-------- DATASET ROWS --------

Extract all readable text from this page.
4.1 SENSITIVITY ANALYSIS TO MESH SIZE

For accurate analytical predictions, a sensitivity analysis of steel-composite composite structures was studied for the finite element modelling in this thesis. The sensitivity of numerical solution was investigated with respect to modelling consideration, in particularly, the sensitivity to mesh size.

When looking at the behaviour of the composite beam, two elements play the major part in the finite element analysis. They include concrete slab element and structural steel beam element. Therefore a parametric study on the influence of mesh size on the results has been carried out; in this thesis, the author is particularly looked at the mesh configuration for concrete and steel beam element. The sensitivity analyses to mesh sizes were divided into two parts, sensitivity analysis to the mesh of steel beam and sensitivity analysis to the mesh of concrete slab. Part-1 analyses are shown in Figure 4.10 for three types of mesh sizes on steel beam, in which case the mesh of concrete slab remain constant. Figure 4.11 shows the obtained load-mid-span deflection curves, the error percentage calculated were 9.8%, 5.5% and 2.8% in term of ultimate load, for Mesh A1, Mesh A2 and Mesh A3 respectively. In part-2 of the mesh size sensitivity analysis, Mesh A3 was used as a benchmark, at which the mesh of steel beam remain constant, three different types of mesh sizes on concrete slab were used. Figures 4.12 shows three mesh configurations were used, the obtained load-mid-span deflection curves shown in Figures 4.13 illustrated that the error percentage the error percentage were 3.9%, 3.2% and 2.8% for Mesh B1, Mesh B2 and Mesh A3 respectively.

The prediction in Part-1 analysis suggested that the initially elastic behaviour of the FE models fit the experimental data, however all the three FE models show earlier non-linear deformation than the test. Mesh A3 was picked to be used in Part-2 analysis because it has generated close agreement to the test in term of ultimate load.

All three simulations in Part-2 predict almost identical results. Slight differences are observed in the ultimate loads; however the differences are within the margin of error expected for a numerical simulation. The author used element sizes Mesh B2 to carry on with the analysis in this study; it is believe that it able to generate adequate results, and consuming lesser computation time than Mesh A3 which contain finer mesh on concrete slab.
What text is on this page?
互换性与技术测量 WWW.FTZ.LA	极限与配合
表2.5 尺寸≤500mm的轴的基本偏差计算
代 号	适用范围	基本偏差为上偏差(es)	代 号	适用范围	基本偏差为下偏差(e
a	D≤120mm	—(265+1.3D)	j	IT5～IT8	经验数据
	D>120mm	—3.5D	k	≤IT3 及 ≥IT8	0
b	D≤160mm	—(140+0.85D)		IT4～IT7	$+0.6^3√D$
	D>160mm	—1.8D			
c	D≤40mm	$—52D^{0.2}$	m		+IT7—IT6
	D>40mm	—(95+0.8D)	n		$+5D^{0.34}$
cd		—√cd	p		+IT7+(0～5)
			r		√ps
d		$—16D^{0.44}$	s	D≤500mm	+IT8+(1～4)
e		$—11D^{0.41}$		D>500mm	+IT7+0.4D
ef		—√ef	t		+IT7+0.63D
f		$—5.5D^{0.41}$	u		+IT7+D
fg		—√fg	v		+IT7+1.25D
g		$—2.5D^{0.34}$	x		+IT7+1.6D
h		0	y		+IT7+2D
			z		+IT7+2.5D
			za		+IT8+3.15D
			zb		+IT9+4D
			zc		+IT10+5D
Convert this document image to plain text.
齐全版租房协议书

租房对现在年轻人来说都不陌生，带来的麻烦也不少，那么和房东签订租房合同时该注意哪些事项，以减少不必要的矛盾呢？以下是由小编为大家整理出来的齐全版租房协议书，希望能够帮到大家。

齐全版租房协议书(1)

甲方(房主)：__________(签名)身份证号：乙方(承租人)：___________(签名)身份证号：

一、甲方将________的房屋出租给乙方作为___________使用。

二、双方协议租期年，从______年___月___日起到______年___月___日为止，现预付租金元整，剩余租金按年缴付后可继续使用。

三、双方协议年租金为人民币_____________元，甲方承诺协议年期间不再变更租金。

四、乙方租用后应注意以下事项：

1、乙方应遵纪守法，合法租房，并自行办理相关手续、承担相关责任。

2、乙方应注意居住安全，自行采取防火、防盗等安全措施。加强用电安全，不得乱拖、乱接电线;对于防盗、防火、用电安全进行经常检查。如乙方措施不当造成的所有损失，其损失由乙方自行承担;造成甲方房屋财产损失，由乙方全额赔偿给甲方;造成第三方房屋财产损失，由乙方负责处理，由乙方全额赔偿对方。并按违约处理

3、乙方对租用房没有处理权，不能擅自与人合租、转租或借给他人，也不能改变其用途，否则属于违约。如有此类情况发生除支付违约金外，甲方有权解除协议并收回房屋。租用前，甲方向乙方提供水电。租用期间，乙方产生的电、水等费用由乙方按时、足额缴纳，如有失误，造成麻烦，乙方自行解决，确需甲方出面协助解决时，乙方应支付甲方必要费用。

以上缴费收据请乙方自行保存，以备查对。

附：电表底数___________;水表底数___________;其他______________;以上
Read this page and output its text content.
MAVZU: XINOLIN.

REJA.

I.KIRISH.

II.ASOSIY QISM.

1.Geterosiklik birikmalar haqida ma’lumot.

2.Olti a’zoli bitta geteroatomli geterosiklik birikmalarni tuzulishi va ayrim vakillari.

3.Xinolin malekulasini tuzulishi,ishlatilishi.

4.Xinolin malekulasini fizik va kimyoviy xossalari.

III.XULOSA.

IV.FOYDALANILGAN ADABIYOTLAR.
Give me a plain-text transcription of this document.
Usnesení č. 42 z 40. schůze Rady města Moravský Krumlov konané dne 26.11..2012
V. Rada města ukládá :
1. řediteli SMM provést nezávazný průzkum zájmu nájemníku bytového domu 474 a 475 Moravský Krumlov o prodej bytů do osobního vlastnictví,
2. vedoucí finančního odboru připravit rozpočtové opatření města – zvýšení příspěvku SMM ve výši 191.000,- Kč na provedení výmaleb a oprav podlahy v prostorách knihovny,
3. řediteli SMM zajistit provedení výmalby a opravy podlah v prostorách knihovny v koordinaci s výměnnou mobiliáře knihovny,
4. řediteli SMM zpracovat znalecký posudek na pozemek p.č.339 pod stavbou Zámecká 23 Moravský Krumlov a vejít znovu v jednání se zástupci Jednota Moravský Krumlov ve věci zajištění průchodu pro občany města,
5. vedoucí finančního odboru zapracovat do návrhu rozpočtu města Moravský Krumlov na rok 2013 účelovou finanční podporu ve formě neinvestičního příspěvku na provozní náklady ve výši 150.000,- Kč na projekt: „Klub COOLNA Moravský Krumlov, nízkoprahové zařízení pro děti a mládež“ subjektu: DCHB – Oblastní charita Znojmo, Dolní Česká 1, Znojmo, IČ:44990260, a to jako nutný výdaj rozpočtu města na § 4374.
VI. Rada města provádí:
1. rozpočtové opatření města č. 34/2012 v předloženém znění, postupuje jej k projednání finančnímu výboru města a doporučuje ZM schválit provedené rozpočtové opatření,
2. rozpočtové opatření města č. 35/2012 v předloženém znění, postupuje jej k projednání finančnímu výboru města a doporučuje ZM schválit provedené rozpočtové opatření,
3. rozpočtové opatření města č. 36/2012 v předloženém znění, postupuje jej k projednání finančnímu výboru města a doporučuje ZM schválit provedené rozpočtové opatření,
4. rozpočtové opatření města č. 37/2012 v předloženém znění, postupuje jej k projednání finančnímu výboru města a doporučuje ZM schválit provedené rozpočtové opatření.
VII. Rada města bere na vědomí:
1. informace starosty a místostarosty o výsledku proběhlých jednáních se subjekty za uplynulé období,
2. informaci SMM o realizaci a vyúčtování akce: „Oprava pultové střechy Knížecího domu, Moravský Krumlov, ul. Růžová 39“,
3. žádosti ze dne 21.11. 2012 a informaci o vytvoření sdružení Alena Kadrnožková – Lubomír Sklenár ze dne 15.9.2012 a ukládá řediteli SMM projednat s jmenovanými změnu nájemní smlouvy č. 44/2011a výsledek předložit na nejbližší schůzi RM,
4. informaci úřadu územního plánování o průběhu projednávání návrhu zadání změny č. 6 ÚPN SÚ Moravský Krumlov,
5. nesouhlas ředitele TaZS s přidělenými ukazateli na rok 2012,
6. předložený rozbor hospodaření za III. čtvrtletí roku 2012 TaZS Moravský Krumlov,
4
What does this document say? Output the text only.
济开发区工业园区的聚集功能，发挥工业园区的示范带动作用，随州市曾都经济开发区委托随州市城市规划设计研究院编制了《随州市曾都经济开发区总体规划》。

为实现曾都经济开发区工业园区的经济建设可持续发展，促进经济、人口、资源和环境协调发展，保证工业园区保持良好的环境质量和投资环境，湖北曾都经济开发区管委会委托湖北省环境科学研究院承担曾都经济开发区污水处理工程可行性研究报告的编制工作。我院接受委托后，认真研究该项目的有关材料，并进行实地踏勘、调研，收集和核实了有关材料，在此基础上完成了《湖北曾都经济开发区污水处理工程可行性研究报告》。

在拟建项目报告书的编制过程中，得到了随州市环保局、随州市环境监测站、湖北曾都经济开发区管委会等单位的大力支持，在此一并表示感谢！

--------

PROBLEM TO SOLVE >> Search the listing above for the string "návrhu". Copy every line that contains it.

RESPONSE >>
5. vedoucí finančního odboru zapracovat do návrhu rozpočtu města Moravský Krumlov na rok 2013 účelovou finanční podporu ve formě neinvestičního příspěvku na provozní náklady ve výši 150.000,- Kč na projekt: „Klub COOLNA Moravský Krumlov, nízkoprahové zařízení pro děti a mládež“ subjektu: DCHB – Oblastní charita Znojmo, Dolní Česká 1, Znojmo, IČ:44990260, a to jako nutný výdaj rozpočtu města na § 4374.
4. informaci úřadu územního plánování o průběhu projednávání návrhu zadání změny č. 6 ÚPN SÚ Moravský Krumlov,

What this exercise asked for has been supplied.